## SUPPLIED INFORMATION
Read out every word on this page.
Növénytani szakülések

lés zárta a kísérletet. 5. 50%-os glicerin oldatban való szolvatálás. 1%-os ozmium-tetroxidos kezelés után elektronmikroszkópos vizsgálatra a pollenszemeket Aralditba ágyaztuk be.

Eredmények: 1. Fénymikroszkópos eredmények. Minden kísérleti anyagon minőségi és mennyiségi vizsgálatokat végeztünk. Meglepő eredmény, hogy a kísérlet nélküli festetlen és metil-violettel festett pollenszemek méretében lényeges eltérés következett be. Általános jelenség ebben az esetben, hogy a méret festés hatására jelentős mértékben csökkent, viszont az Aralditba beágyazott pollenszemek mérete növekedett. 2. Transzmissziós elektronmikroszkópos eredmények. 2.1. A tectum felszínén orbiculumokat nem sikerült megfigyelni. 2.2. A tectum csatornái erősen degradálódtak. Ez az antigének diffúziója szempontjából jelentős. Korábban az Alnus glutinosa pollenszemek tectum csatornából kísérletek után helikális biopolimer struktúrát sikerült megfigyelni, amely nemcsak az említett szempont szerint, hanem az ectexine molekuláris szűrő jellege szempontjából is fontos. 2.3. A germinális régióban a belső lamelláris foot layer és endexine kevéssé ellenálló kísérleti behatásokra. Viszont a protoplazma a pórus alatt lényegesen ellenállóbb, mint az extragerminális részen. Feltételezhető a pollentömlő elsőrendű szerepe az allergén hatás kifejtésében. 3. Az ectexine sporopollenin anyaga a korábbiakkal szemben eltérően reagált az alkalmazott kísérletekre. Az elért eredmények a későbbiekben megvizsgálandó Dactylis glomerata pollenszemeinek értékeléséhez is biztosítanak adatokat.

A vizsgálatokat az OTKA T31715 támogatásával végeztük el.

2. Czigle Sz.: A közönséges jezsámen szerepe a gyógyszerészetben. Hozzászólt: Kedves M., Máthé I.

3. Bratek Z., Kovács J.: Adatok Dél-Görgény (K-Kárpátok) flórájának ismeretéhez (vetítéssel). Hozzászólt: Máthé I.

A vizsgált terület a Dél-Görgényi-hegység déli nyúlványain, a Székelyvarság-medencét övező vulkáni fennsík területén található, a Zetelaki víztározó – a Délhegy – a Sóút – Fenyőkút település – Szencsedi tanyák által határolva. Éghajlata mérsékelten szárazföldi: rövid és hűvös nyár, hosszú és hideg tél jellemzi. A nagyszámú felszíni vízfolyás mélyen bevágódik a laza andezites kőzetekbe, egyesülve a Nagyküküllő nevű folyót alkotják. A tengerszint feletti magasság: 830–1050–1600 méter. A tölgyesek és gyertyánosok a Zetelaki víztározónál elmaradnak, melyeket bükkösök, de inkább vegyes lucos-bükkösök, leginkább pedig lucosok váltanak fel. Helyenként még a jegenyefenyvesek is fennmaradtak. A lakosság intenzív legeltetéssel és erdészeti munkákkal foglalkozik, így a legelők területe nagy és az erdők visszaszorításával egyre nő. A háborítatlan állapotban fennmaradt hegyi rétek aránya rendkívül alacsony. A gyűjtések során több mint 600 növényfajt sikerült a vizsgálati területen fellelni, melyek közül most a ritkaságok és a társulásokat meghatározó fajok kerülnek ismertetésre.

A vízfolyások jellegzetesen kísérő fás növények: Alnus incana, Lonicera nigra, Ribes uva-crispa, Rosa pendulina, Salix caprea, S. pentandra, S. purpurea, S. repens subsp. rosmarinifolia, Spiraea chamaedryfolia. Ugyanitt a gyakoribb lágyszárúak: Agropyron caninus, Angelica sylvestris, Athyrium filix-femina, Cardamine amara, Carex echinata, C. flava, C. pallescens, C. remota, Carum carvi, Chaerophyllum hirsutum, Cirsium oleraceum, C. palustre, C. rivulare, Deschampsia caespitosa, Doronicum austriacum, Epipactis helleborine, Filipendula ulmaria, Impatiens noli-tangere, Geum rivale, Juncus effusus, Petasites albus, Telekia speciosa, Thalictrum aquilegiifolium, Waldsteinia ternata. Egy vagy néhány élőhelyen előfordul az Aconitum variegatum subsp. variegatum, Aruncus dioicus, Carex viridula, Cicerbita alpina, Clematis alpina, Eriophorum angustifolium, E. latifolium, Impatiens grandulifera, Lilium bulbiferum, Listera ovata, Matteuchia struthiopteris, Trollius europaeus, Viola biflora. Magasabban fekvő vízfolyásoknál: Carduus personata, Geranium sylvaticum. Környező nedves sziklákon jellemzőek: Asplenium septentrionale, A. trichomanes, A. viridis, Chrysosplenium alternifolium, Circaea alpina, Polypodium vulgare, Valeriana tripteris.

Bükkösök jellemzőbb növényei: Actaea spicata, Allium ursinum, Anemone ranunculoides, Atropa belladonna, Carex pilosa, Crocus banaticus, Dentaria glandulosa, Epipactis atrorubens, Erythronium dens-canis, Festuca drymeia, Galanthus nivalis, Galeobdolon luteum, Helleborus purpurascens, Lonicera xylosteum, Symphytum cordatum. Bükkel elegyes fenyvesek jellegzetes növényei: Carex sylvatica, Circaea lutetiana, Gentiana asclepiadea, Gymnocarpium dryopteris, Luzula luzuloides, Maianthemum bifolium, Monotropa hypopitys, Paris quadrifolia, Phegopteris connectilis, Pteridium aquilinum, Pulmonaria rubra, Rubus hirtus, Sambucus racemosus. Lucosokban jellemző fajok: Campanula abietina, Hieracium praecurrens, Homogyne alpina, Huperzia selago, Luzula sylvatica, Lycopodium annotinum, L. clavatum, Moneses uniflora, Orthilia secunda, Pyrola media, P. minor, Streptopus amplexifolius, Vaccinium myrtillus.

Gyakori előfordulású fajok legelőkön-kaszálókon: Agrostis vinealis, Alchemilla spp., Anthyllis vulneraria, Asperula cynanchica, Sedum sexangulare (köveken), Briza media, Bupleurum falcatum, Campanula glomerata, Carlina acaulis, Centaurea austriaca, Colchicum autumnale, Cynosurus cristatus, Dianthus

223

## WHAT IS EXPECTED
Return every record, word for word.

## TASK RESULT
Read out every word on this page.
Növénytani szakülések

lés zárta a kísérletet. 5. 50%-os glicerin oldatban való szolvatálás. 1%-os ozmium-tetroxidos kezelés után elektronmikroszkópos vizsgálatra a pollenszemeket Aralditba ágyaztuk be.

Eredmények: 1. Fénymikroszkópos eredmények. Minden kísérleti anyagon minőségi és mennyiségi vizsgálatokat végeztünk. Meglepő eredmény, hogy a kísérlet nélküli festetlen és metil-violettel festett pollenszemek méretében lényeges eltérés következett be. Általános jelenség ebben az esetben, hogy a méret festés hatására jelentős mértékben csökkent, viszont az Aralditba beágyazott pollenszemek mérete növekedett. 2. Transzmissziós elektronmikroszkópos eredmények. 2.1. A tectum felszínén orbiculumokat nem sikerült megfigyelni. 2.2. A tectum csatornái erősen degradálódtak. Ez az antigének diffúziója szempontjából jelentős. Korábban az Alnus glutinosa pollenszemek tectum csatornából kísérletek után helikális biopolimer struktúrát sikerült megfigyelni, amely nemcsak az említett szempont szerint, hanem az ectexine molekuláris szűrő jellege szempontjából is fontos. 2.3. A germinális régióban a belső lamelláris foot layer és endexine kevéssé ellenálló kísérleti behatásokra. Viszont a protoplazma a pórus alatt lényegesen ellenállóbb, mint az extragerminális részen. Feltételezhető a pollentömlő elsőrendű szerepe az allergén hatás kifejtésében. 3. Az ectexine sporopollenin anyaga a korábbiakkal szemben eltérően reagált az alkalmazott kísérletekre. Az elért eredmények a későbbiekben megvizsgálandó Dactylis glomerata pollenszemeinek értékeléséhez is biztosítanak adatokat.

A vizsgálatokat az OTKA T31715 támogatásával végeztük el.

2. Czigle Sz.: A közönséges jezsámen szerepe a gyógyszerészetben. Hozzászólt: Kedves M., Máthé I.

3. Bratek Z., Kovács J.: Adatok Dél-Görgény (K-Kárpátok) flórájának ismeretéhez (vetítéssel). Hozzászólt: Máthé I.

A vizsgált terület a Dél-Görgényi-hegység déli nyúlványain, a Székelyvarság-medencét övező vulkáni fennsík területén található, a Zetelaki víztározó – a Délhegy – a Sóút – Fenyőkút település – Szencsedi tanyák által határolva. Éghajlata mérsékelten szárazföldi: rövid és hűvös nyár, hosszú és hideg tél jellemzi. A nagyszámú felszíni vízfolyás mélyen bevágódik a laza andezites kőzetekbe, egyesülve a Nagyküküllő nevű folyót alkotják. A tengerszint feletti magasság: 830–1050–1600 méter. A tölgyesek és gyertyánosok a Zetelaki víztározónál elmaradnak, melyeket bükkösök, de inkább vegyes lucos-bükkösök, leginkább pedig lucosok váltanak fel. Helyenként még a jegenyefenyvesek is fennmaradtak. A lakosság intenzív legeltetéssel és erdészeti munkákkal foglalkozik, így a legelők területe nagy és az erdők visszaszorításával egyre nő. A háborítatlan állapotban fennmaradt hegyi rétek aránya rendkívül alacsony. A gyűjtések során több mint 600 növényfajt sikerült a vizsgálati területen fellelni, melyek közül most a ritkaságok és a társulásokat meghatározó fajok kerülnek ismertetésre.

A vízfolyások jellegzetesen kísérő fás növények: Alnus incana, Lonicera nigra, Ribes uva-crispa, Rosa pendulina, Salix caprea, S. pentandra, S. purpurea, S. repens subsp. rosmarinifolia, Spiraea chamaedryfolia. Ugyanitt a gyakoribb lágyszárúak: Agropyron caninus, Angelica sylvestris, Athyrium filix-femina, Cardamine amara, Carex echinata, C. flava, C. pallescens, C. remota, Carum carvi, Chaerophyllum hirsutum, Cirsium oleraceum, C. palustre, C. rivulare, Deschampsia caespitosa, Doronicum austriacum, Epipactis helleborine, Filipendula ulmaria, Impatiens noli-tangere, Geum rivale, Juncus effusus, Petasites albus, Telekia speciosa, Thalictrum aquilegiifolium, Waldsteinia ternata. Egy vagy néhány élőhelyen előfordul az Aconitum variegatum subsp. variegatum, Aruncus dioicus, Carex viridula, Cicerbita alpina, Clematis alpina, Eriophorum angustifolium, E. latifolium, Impatiens grandulifera, Lilium bulbiferum, Listera ovata, Matteuchia struthiopteris, Trollius europaeus, Viola biflora. Magasabban fekvő vízfolyásoknál: Carduus personata, Geranium sylvaticum. Környező nedves sziklákon jellemzőek: Asplenium septentrionale, A. trichomanes, A. viridis, Chrysosplenium alternifolium, Circaea alpina, Polypodium vulgare, Valeriana tripteris.

Bükkösök jellemzőbb növényei: Actaea spicata, Allium ursinum, Anemone ranunculoides, Atropa belladonna, Carex pilosa, Crocus banaticus, Dentaria glandulosa, Epipactis atrorubens, Erythronium dens-canis, Festuca drymeia, Galanthus nivalis, Galeobdolon luteum, Helleborus purpurascens, Lonicera xylosteum, Symphytum cordatum. Bükkel elegyes fenyvesek jellegzetes növényei: Carex sylvatica, Circaea lutetiana, Gentiana asclepiadea, Gymnocarpium dryopteris, Luzula luzuloides, Maianthemum bifolium, Monotropa hypopitys, Paris quadrifolia, Phegopteris connectilis, Pteridium aquilinum, Pulmonaria rubra, Rubus hirtus, Sambucus racemosus. Lucosokban jellemző fajok: Campanula abietina, Hieracium praecurrens, Homogyne alpina, Huperzia selago, Luzula sylvatica, Lycopodium annotinum, L. clavatum, Moneses uniflora, Orthilia secunda, Pyrola media, P. minor, Streptopus amplexifolius, Vaccinium myrtillus.

Gyakori előfordulású fajok legelőkön-kaszálókon: Agrostis vinealis, Alchemilla spp., Anthyllis vulneraria, Asperula cynanchica, Sedum sexangulare (köveken), Briza media, Bupleurum falcatum, Campanula glomerata, Carlina acaulis, Centaurea austriaca, Colchicum autumnale, Cynosurus cristatus, Dianthus

223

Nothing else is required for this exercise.